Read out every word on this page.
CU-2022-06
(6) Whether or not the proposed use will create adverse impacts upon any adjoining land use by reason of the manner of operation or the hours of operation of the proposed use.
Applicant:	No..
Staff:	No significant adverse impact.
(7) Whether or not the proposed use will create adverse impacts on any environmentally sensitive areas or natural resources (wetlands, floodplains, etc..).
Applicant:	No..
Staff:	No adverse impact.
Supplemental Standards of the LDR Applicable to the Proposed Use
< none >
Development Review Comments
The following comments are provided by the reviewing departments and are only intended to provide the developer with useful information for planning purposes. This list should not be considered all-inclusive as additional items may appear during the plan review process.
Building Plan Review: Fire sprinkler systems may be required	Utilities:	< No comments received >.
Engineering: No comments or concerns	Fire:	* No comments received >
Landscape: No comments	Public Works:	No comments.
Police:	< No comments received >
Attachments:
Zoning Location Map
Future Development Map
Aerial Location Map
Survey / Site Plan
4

++++++

▶ Written problem: Determine the number of lines in these entries that contain the word "Staff", and write only that number.

▶ Written response: 2